## Reading text
+ + + + + + +
Implications for Future Technologies
By tuning light wavelength and intensity, the research team demonstrated fine control over piezoelectric and ferroelectric properties, establishing a versatile platform for energy-efficient, multifunctional nanoscale devices. This breakthrough could pave the way for significant advancements in the development of light-powered technologies.
The paper, titled ‘Giant Photostriction and Optically Modulated Ferroelectricity in BiFeO3’ (2025), was authored by H. Zhang, M.C. Nagashree, R.F. Webster, J. Edwards, B.V. Rajendra, S.D. Kulkarni, T. Yousaf, D. Zhang, A. Gruverman, J. Seidel, and P. Sharma. It has been published in ACS Nano, DOI: 10.1021/acsnano.5c05203. The authors hail from institutions including Flinders University, UNSW Sydney, Manipal Academy of Higher Education (India), and the University of Nebraska-Lincoln.
Funding for this research was supported by the Australian Research Council Discovery Projects (DP240102137, DP240100238), the Australian National Fabrication Facility (ANFF), Flinders University, and the ARC Centre of Excellence in Future Low-Energy Electronics Technologies (FLEET).
This breakthrough represents a significant leap forward in the field of nanotechnology and photostriction, with potential applications that could transform the landscape of micro-device technology.
+ + + + + + +
## Material supplied
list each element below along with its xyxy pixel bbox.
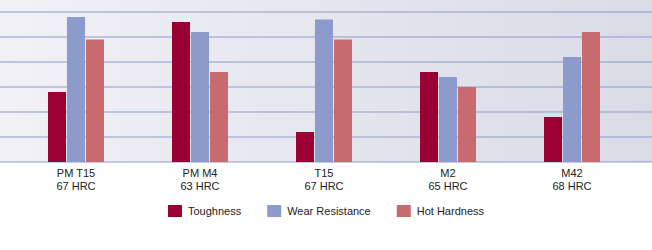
category-line: T15 — [315, 167, 334, 179]
category-line: PM M4 — [183, 167, 218, 179]
bar — [210, 72, 228, 162]
bar — [439, 77, 457, 162]
category-line: 68 HRC — [552, 180, 591, 192]
category-label: M4268 HRC — [552, 167, 591, 192]
legend-swatch — [168, 205, 182, 217]
bar — [315, 20, 333, 163]
bar — [544, 117, 562, 162]
legend-swatch — [267, 205, 281, 217]
category-label: T1567 HRC — [304, 167, 343, 192]
bar — [86, 40, 104, 163]
category-line: M42 — [561, 167, 582, 179]
category-line: 67 HRC — [304, 180, 343, 192]
category-label: PM T1567 HRC — [56, 167, 95, 192]
bars — [48, 17, 600, 162]
legend-label: Toughness — [188, 205, 242, 217]
category-line: 63 HRC — [180, 180, 219, 192]
legend: Toughness Wear Resistance Hot Hardness — [168, 205, 485, 217]
category-line: 67 HRC — [56, 180, 95, 192]
category-label: PM M463 HRC — [180, 167, 219, 192]
chart: PM T1567 HRCPM M463 HRCT1567 HRCM265 HRC… — [0, 0, 652, 250]
bar — [582, 32, 600, 162]
bar — [191, 32, 209, 162]
legend-swatch — [397, 205, 411, 217]
legend-label: Wear Resistance — [287, 205, 371, 217]
bar — [563, 57, 581, 162]
category-line: 65 HRC — [428, 180, 467, 192]
plot-background — [0, 0, 652, 162]
category-label: M265 HRC — [428, 167, 467, 192]
category-line: M2 — [440, 167, 455, 179]
bar — [458, 87, 476, 162]
bar — [296, 132, 314, 162]
bar — [48, 92, 66, 162]
bar — [172, 22, 190, 162]
bar — [67, 17, 85, 162]
category-line: PM T15 — [57, 167, 95, 179]
bar — [420, 72, 438, 162]
bar — [334, 40, 352, 163]
legend-label: Hot Hardness — [417, 205, 485, 217]
grid-line — [0, 12, 652, 13]
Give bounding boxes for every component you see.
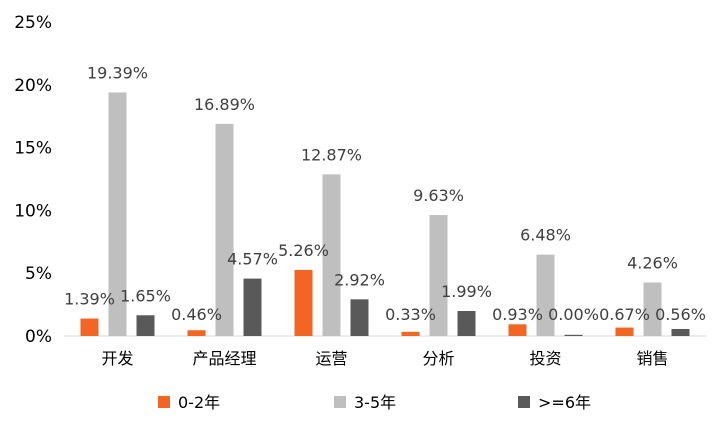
y-tick-label: 20% — [14, 76, 52, 96]
y-tick-label: 10% — [14, 201, 52, 221]
x-tick-label: 运营 — [315, 349, 347, 368]
data-label: 19.39% — [87, 63, 148, 82]
bar-0-2 — [294, 269, 313, 336]
data-label: 1.65% — [120, 286, 171, 305]
bar-2-5 — [671, 328, 690, 336]
data-label: 5.26% — [278, 241, 329, 260]
bar-0-1 — [187, 330, 206, 336]
bar-1-0 — [108, 92, 127, 336]
bar-0-0 — [80, 318, 99, 336]
bar-2-4 — [564, 334, 583, 336]
data-label: 12.87% — [301, 145, 362, 164]
bar-1-4 — [536, 254, 555, 336]
data-label: 0.93% — [492, 305, 543, 324]
data-label: 0.00% — [548, 305, 599, 324]
data-label: 0.56% — [655, 305, 706, 324]
legend-label: 0-2年 — [178, 393, 220, 412]
legend-label: >=6年 — [538, 393, 591, 412]
y-tick-label: 0% — [25, 327, 52, 347]
x-tick-label: 开发 — [101, 349, 133, 368]
y-tick-label: 15% — [14, 139, 52, 159]
y-tick-label: 5% — [25, 264, 52, 284]
legend-swatch-2 — [518, 396, 530, 408]
bar-2-1 — [243, 278, 262, 336]
data-label: 6.48% — [520, 226, 571, 245]
bar-2-0 — [136, 315, 155, 336]
data-label: 1.99% — [441, 282, 492, 301]
data-label: 4.57% — [227, 250, 278, 269]
data-label: 0.46% — [171, 305, 222, 324]
bar-0-3 — [401, 331, 420, 336]
data-label: 0.33% — [385, 305, 436, 324]
x-tick-label: 销售 — [636, 349, 668, 368]
bar-1-3 — [429, 215, 448, 336]
y-tick-label: 25% — [14, 13, 52, 33]
bar-1-1 — [215, 123, 234, 336]
data-label: 1.39% — [64, 290, 115, 309]
bar-2-3 — [457, 311, 476, 336]
legend-label: 3-5年 — [354, 393, 396, 412]
bar-2-2 — [350, 299, 369, 336]
legend-swatch-1 — [334, 396, 346, 408]
bar-0-5 — [615, 327, 634, 336]
data-label: 0.67% — [599, 305, 650, 324]
bar-1-5 — [643, 282, 662, 336]
bar-1-2 — [322, 174, 341, 336]
legend-swatch-0 — [158, 396, 170, 408]
x-tick-label: 产品经理 — [192, 349, 256, 368]
data-label: 4.26% — [627, 253, 678, 272]
data-label: 16.89% — [194, 95, 255, 114]
data-label: 2.92% — [334, 270, 385, 289]
data-label: 9.63% — [413, 186, 464, 205]
x-tick-label: 分析 — [422, 349, 454, 368]
x-tick-label: 投资 — [529, 349, 561, 368]
bar-0-4 — [508, 324, 527, 336]
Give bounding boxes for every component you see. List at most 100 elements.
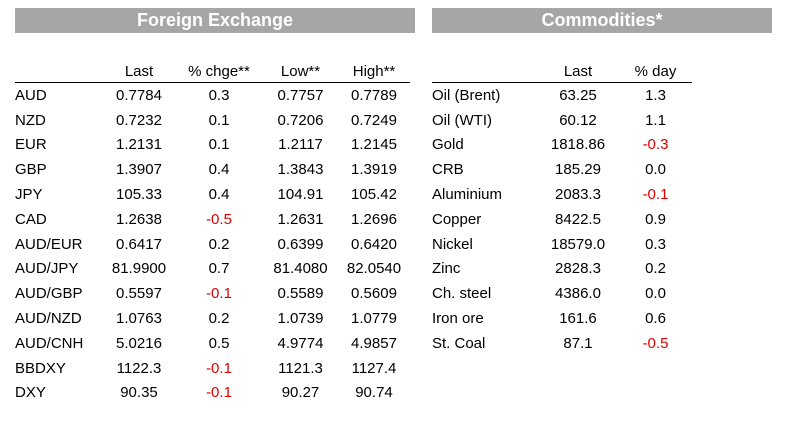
- fx-high-cell: 0.6420: [351, 235, 397, 253]
- fx-last-cell: 105.33: [116, 186, 162, 204]
- commodities-last-cell: 2828.3: [555, 260, 601, 278]
- commodities-chg-cell: 0.9: [645, 210, 666, 228]
- fx-last-cell: 0.5597: [116, 285, 162, 303]
- commodities-name-cell: Zinc: [432, 260, 461, 278]
- table-row: Ch. steel 4386.0 0.0: [432, 281, 692, 306]
- fx-low-cell: 1.2631: [277, 210, 324, 228]
- fx-low-cell: 1.3843: [277, 161, 324, 179]
- fx-chg-cell: 0.4: [208, 186, 230, 204]
- fx-name-cell: BBDXY: [15, 359, 66, 377]
- table-row: BBDXY 1122.3 -0.1 1121.3 1127.4: [15, 356, 410, 381]
- table-row: Oil (WTI) 60.12 1.1: [432, 108, 692, 133]
- fx-name-cell: JPY: [15, 186, 43, 204]
- commodities-chg-cell: -0.3: [642, 136, 669, 154]
- fx-high-cell: 4.9857: [351, 334, 397, 352]
- table-row: Zinc 2828.3 0.2: [432, 257, 692, 282]
- fx-chg-cell: 0.2: [208, 310, 230, 328]
- commodities-name-cell: Oil (WTI): [432, 111, 492, 129]
- fx-last-cell: 1.2131: [116, 136, 162, 154]
- table-row: JPY 105.33 0.4 104.91 105.42: [15, 182, 410, 207]
- commodities-name-cell: Ch. steel: [432, 285, 492, 303]
- commodities-last-cell: 18579.0: [550, 235, 606, 253]
- table-row: EUR 1.2131 0.1 1.2117 1.2145: [15, 133, 410, 158]
- table-row: St. Coal 87.1 -0.5: [432, 331, 692, 356]
- fx-high-cell: 1.0779: [351, 310, 397, 328]
- fx-low-cell: 0.5589: [277, 285, 324, 303]
- fx-name-cell: AUD/JPY: [15, 260, 79, 278]
- fx-high-cell: 0.7789: [351, 86, 397, 104]
- fx-last-cell: 1.3907: [116, 161, 162, 179]
- fx-high-cell: 0.7249: [351, 111, 397, 129]
- commodities-chg-cell: 0.2: [645, 260, 666, 278]
- commodities-chg-cell: 0.3: [645, 235, 666, 253]
- commodities-name-cell: Gold: [432, 136, 464, 154]
- commodities-chg-cell: 1.1: [645, 111, 666, 129]
- commodities-last-cell: 63.25: [559, 86, 597, 104]
- commodities-chg-cell: 0.0: [645, 161, 666, 179]
- table-row: Gold 1818.86 -0.3: [432, 133, 692, 158]
- fx-name-cell: AUD/GBP: [15, 285, 83, 303]
- fx-chg-cell: -0.1: [206, 285, 232, 303]
- fx-low-cell: 4.9774: [277, 334, 324, 352]
- fx-chg-cell: 0.2: [208, 235, 230, 253]
- table-row: AUD 0.7784 0.3 0.7757 0.7789: [15, 83, 410, 108]
- commodities-panel-title: Commodities*: [432, 8, 772, 33]
- fx-header-chg: % chge**: [175, 58, 263, 83]
- table-row: CAD 1.2638 -0.5 1.2631 1.2696: [15, 207, 410, 232]
- fx-last-cell: 0.7232: [116, 111, 162, 129]
- commodities-chg-cell: 0.0: [645, 285, 666, 303]
- fx-low-cell: 0.7757: [277, 86, 324, 104]
- commodities-last-cell: 161.6: [559, 310, 597, 328]
- commodities-last-cell: 8422.5: [555, 210, 601, 228]
- fx-high-cell: 1127.4: [351, 359, 397, 377]
- commodities-last-cell: 4386.0: [555, 285, 601, 303]
- fx-low-cell: 1.0739: [277, 310, 324, 328]
- fx-last-cell: 0.7784: [116, 86, 162, 104]
- fx-header-row: Last % chge** Low** High**: [15, 58, 410, 83]
- fx-low-cell: 90.27: [281, 384, 320, 402]
- table-row: CRB 185.29 0.0: [432, 157, 692, 182]
- table-row: AUD/EUR 0.6417 0.2 0.6399 0.6420: [15, 232, 410, 257]
- fx-last-cell: 81.9900: [111, 260, 167, 278]
- fx-header-low: Low**: [263, 58, 338, 83]
- fx-chg-cell: 0.5: [208, 334, 230, 352]
- commodities-last-cell: 60.12: [559, 111, 597, 129]
- table-row: DXY 90.35 -0.1 90.27 90.74: [15, 381, 410, 406]
- commodities-chg-cell: -0.1: [642, 186, 669, 204]
- fx-chg-cell: 0.7: [208, 260, 230, 278]
- fx-name-cell: AUD: [15, 86, 47, 104]
- fx-low-cell: 104.91: [277, 186, 324, 204]
- commodities-table: Last % day Oil (Brent) 63.25 1.3 Oil (WTI) 6…: [432, 58, 692, 356]
- fx-header-name: [15, 58, 103, 83]
- fx-low-cell: 0.7206: [277, 111, 324, 129]
- table-row: Aluminium 2083.3 -0.1: [432, 182, 692, 207]
- fx-low-cell: 1121.3: [278, 359, 323, 377]
- commodities-name-cell: Aluminium: [432, 186, 503, 204]
- fx-name-cell: AUD/EUR: [15, 235, 83, 253]
- table-row: Nickel 18579.0 0.3: [432, 232, 692, 257]
- table-row: GBP 1.3907 0.4 1.3843 1.3919: [15, 157, 410, 182]
- commodities-last-cell: 185.29: [555, 161, 601, 179]
- fx-last-cell: 1.0763: [116, 310, 162, 328]
- fx-last-cell: 0.6417: [116, 235, 162, 253]
- fx-low-cell: 1.2117: [278, 136, 323, 154]
- fx-header-high: High**: [338, 58, 410, 83]
- fx-last-cell: 1.2638: [116, 210, 162, 228]
- fx-high-cell: 90.74: [355, 384, 393, 402]
- table-row: AUD/NZD 1.0763 0.2 1.0739 1.0779: [15, 306, 410, 331]
- fx-low-cell: 81.4080: [273, 260, 328, 278]
- commodities-name-cell: Nickel: [432, 235, 473, 253]
- fx-name-cell: AUD/NZD: [15, 310, 82, 328]
- fx-chg-cell: 0.1: [208, 111, 230, 129]
- fx-chg-cell: -0.5: [206, 210, 232, 228]
- fx-last-cell: 5.0216: [116, 334, 162, 352]
- table-row: NZD 0.7232 0.1 0.7206 0.7249: [15, 108, 410, 133]
- table-row: AUD/CNH 5.0216 0.5 4.9774 4.9857: [15, 331, 410, 356]
- fx-high-cell: 0.5609: [351, 285, 397, 303]
- fx-header-last: Last: [103, 58, 175, 83]
- fx-name-cell: DXY: [15, 384, 46, 402]
- fx-chg-cell: 0.3: [208, 86, 230, 104]
- commodities-header-last: Last: [537, 58, 619, 83]
- fx-last-cell: 90.35: [120, 384, 158, 402]
- fx-last-cell: 1122.3: [116, 359, 162, 377]
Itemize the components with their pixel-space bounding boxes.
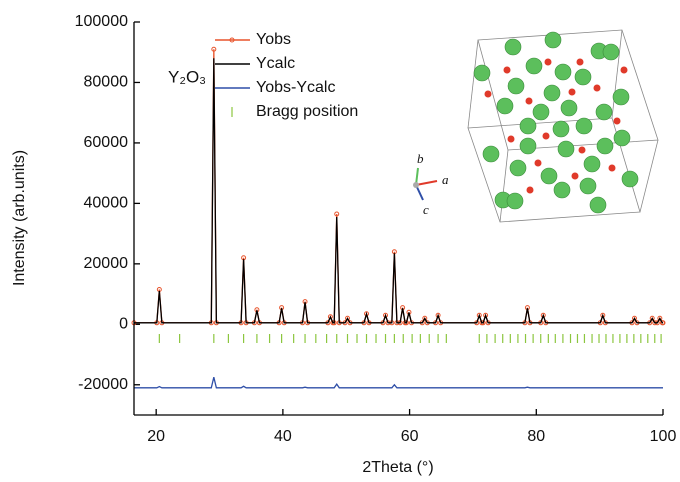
+ + + + + + +
## Exercise tasks
1. Extract the full text on photostriction in BiFeO3 word for word.
2. Copy from the records the stretch from the line containing "category-line: T15 — [315, 167, 334, 179]" through the line containing "bar — [544, 117, 562, 162]", and nothing else.

## Solutions per task
1.
Implications for Future Technologies
By tuning light wavelength and intensity, the research team demonstrated fine control over piezoelectric and ferroelectric properties, establishing a versatile platform for energy-efficient, multifunctional nanoscale devices. This breakthrough could pave the way for significant advancements in the development of light-powered technologies.
The paper, titled ‘Giant Photostriction and Optically Modulated Ferroelectricity in BiFeO3’ (2025), was authored by H. Zhang, M.C. Nagashree, R.F. Webster, J. Edwards, B.V. Rajendra, S.D. Kulkarni, T. Yousaf, D. Zhang, A. Gruverman, J. Seidel, and P. Sharma. It has been published in ACS Nano, DOI: 10.1021/acsnano.5c05203. The authors hail from institutions including Flinders University, UNSW Sydney, Manipal Academy of Higher Education (India), and the University of Nebraska-Lincoln.
Funding for this research was supported by the Australian Research Council Discovery Projects (DP240102137, DP240100238), the Australian National Fabrication Facility (ANFF), Flinders University, and the ARC Centre of Excellence in Future Low-Energy Electronics Technologies (FLEET).
This breakthrough represents a significant leap forward in the field of nanotechnology and photostriction, with potential applications that could transform the landscape of micro-device technology.

2.
category-line: T15 — [315, 167, 334, 179]
category-line: PM M4 — [183, 167, 218, 179]
bar — [210, 72, 228, 162]
bar — [439, 77, 457, 162]
category-line: 68 HRC — [552, 180, 591, 192]
category-label: M4268 HRC — [552, 167, 591, 192]
legend-swatch — [168, 205, 182, 217]
bar — [315, 20, 333, 163]
bar — [544, 117, 562, 162]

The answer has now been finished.